*What you will do:* Copy each of the items below word for word, reproducing every line without any change.
——
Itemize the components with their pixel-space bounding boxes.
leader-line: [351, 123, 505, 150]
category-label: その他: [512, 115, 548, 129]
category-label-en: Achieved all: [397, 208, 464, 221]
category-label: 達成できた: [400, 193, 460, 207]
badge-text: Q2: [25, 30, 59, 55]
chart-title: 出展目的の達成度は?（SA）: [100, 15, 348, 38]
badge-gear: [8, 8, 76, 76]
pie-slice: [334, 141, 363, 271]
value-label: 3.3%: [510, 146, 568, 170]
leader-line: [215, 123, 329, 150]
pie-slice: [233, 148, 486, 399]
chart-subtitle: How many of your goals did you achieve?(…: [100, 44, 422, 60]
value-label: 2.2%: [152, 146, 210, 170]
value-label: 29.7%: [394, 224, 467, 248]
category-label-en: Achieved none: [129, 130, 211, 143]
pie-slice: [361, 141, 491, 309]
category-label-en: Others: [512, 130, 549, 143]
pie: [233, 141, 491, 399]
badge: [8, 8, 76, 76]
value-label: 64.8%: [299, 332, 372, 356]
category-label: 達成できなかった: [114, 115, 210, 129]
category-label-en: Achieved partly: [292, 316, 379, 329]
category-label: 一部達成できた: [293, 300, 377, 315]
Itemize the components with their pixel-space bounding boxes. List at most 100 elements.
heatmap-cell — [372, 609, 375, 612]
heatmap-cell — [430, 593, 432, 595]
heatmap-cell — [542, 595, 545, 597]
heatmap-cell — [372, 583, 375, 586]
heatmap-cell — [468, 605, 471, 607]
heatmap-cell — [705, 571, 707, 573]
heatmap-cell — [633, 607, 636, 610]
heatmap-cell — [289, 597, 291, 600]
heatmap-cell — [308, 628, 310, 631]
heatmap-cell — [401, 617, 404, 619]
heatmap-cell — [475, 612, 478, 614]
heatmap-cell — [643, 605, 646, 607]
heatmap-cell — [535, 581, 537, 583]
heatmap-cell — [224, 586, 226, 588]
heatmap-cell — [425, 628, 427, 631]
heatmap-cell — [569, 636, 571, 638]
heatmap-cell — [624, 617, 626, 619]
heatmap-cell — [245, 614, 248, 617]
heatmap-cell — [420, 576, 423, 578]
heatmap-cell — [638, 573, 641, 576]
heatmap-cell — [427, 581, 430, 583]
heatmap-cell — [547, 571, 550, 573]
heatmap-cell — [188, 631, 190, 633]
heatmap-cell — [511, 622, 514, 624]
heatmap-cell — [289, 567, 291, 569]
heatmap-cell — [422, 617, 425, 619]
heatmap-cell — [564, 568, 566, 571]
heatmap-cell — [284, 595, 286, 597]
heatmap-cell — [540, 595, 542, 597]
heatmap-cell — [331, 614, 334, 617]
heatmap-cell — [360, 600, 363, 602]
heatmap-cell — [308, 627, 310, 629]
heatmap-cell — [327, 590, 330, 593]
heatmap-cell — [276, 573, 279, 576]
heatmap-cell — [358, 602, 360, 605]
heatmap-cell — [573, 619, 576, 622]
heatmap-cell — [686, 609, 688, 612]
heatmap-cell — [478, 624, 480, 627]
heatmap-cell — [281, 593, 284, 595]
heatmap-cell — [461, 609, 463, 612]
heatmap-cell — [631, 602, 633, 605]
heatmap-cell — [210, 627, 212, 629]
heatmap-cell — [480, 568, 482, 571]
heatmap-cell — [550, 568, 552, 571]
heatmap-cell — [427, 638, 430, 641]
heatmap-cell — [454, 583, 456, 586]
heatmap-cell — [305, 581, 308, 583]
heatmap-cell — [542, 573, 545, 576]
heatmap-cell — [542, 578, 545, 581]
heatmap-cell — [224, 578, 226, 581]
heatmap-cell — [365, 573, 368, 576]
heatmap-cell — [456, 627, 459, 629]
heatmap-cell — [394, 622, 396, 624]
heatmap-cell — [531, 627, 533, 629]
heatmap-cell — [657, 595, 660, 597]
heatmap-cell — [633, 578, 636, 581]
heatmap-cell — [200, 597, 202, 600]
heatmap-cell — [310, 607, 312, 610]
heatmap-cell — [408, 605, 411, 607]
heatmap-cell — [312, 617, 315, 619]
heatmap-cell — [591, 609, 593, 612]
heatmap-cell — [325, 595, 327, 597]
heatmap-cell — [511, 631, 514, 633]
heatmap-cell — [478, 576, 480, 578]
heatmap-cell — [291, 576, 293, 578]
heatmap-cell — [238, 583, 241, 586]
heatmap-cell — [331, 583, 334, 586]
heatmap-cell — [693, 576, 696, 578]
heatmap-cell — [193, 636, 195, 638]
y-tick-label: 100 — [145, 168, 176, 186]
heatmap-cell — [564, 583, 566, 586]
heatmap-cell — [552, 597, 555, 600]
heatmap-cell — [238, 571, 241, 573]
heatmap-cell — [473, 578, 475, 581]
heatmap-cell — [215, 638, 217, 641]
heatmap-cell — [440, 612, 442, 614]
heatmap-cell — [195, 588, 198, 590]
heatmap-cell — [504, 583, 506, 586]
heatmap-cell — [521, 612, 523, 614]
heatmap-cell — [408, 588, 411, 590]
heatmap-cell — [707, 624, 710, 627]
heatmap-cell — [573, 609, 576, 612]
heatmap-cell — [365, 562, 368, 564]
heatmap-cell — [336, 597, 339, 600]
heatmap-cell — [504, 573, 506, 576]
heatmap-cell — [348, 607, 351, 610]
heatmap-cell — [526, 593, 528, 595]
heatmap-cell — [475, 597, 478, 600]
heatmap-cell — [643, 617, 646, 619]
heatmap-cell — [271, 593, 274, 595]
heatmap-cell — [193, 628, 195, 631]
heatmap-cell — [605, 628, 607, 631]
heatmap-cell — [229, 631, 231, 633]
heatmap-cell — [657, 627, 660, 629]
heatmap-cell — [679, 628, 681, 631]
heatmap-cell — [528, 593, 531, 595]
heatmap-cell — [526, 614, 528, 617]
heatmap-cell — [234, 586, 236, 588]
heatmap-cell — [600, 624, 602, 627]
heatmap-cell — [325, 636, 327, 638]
——
*Expected output:*
Itemize the components with their pixel-space bounding boxes.
leader-line: [351, 123, 505, 150]
category-label: その他: [512, 115, 548, 129]
category-label-en: Achieved all: [397, 208, 464, 221]
category-label: 達成できた: [400, 193, 460, 207]
badge-text: Q2: [25, 30, 59, 55]
chart-title: 出展目的の達成度は?（SA）: [100, 15, 348, 38]
badge-gear: [8, 8, 76, 76]
pie-slice: [334, 141, 363, 271]
value-label: 3.3%: [510, 146, 568, 170]
leader-line: [215, 123, 329, 150]
pie-slice: [233, 148, 486, 399]
chart-subtitle: How many of your goals did you achieve?(…: [100, 44, 422, 60]
value-label: 2.2%: [152, 146, 210, 170]
value-label: 29.7%: [394, 224, 467, 248]
category-label-en: Achieved none: [129, 130, 211, 143]
pie-slice: [361, 141, 491, 309]
category-label-en: Others: [512, 130, 549, 143]
pie: [233, 141, 491, 399]
badge: [8, 8, 76, 76]
value-label: 64.8%: [299, 332, 372, 356]
category-label: 達成できなかった: [114, 115, 210, 129]
category-label-en: Achieved partly: [292, 316, 379, 329]
category-label: 一部達成できた: [293, 300, 377, 315]
Itemize the components with their pixel-space bounding boxes. List at most 100 elements.
heatmap-cell — [372, 609, 375, 612]
heatmap-cell — [430, 593, 432, 595]
heatmap-cell — [542, 595, 545, 597]
heatmap-cell — [372, 583, 375, 586]
heatmap-cell — [468, 605, 471, 607]
heatmap-cell — [705, 571, 707, 573]
heatmap-cell — [633, 607, 636, 610]
heatmap-cell — [289, 597, 291, 600]
heatmap-cell — [308, 628, 310, 631]
heatmap-cell — [401, 617, 404, 619]
heatmap-cell — [475, 612, 478, 614]
heatmap-cell — [643, 605, 646, 607]
heatmap-cell — [535, 581, 537, 583]
heatmap-cell — [224, 586, 226, 588]
heatmap-cell — [425, 628, 427, 631]
heatmap-cell — [569, 636, 571, 638]
heatmap-cell — [624, 617, 626, 619]
heatmap-cell — [245, 614, 248, 617]
heatmap-cell — [420, 576, 423, 578]
heatmap-cell — [638, 573, 641, 576]
heatmap-cell — [427, 581, 430, 583]
heatmap-cell — [547, 571, 550, 573]
heatmap-cell — [188, 631, 190, 633]
heatmap-cell — [511, 622, 514, 624]
heatmap-cell — [289, 567, 291, 569]
heatmap-cell — [422, 617, 425, 619]
heatmap-cell — [564, 568, 566, 571]
heatmap-cell — [284, 595, 286, 597]
heatmap-cell — [540, 595, 542, 597]
heatmap-cell — [331, 614, 334, 617]
heatmap-cell — [360, 600, 363, 602]
heatmap-cell — [308, 627, 310, 629]
heatmap-cell — [327, 590, 330, 593]
heatmap-cell — [276, 573, 279, 576]
heatmap-cell — [358, 602, 360, 605]
heatmap-cell — [573, 619, 576, 622]
heatmap-cell — [686, 609, 688, 612]
heatmap-cell — [478, 624, 480, 627]
heatmap-cell — [281, 593, 284, 595]
heatmap-cell — [461, 609, 463, 612]
heatmap-cell — [631, 602, 633, 605]
heatmap-cell — [210, 627, 212, 629]
heatmap-cell — [480, 568, 482, 571]
heatmap-cell — [550, 568, 552, 571]
heatmap-cell — [427, 638, 430, 641]
heatmap-cell — [454, 583, 456, 586]
heatmap-cell — [305, 581, 308, 583]
heatmap-cell — [542, 573, 545, 576]
heatmap-cell — [542, 578, 545, 581]
heatmap-cell — [224, 578, 226, 581]
heatmap-cell — [365, 573, 368, 576]
heatmap-cell — [456, 627, 459, 629]
heatmap-cell — [394, 622, 396, 624]
heatmap-cell — [531, 627, 533, 629]
heatmap-cell — [657, 595, 660, 597]
heatmap-cell — [633, 578, 636, 581]
heatmap-cell — [200, 597, 202, 600]
heatmap-cell — [310, 607, 312, 610]
heatmap-cell — [408, 605, 411, 607]
heatmap-cell — [312, 617, 315, 619]
heatmap-cell — [591, 609, 593, 612]
heatmap-cell — [325, 595, 327, 597]
heatmap-cell — [511, 631, 514, 633]
heatmap-cell — [478, 576, 480, 578]
heatmap-cell — [291, 576, 293, 578]
heatmap-cell — [238, 583, 241, 586]
heatmap-cell — [331, 583, 334, 586]
heatmap-cell — [693, 576, 696, 578]
heatmap-cell — [193, 636, 195, 638]
y-tick-label: 100 — [145, 168, 176, 186]
heatmap-cell — [564, 583, 566, 586]
heatmap-cell — [552, 597, 555, 600]
heatmap-cell — [238, 571, 241, 573]
heatmap-cell — [473, 578, 475, 581]
heatmap-cell — [215, 638, 217, 641]
heatmap-cell — [440, 612, 442, 614]
heatmap-cell — [195, 588, 198, 590]
heatmap-cell — [504, 583, 506, 586]
heatmap-cell — [521, 612, 523, 614]
heatmap-cell — [408, 588, 411, 590]
heatmap-cell — [707, 624, 710, 627]
heatmap-cell — [573, 609, 576, 612]
heatmap-cell — [365, 562, 368, 564]
heatmap-cell — [336, 597, 339, 600]
heatmap-cell — [504, 573, 506, 576]
heatmap-cell — [348, 607, 351, 610]
heatmap-cell — [526, 593, 528, 595]
heatmap-cell — [475, 597, 478, 600]
heatmap-cell — [643, 617, 646, 619]
heatmap-cell — [271, 593, 274, 595]
heatmap-cell — [193, 628, 195, 631]
heatmap-cell — [605, 628, 607, 631]
heatmap-cell — [229, 631, 231, 633]
heatmap-cell — [657, 627, 660, 629]
heatmap-cell — [679, 628, 681, 631]
heatmap-cell — [528, 593, 531, 595]
heatmap-cell — [526, 614, 528, 617]
heatmap-cell — [234, 586, 236, 588]
heatmap-cell — [600, 624, 602, 627]
heatmap-cell — [325, 636, 327, 638]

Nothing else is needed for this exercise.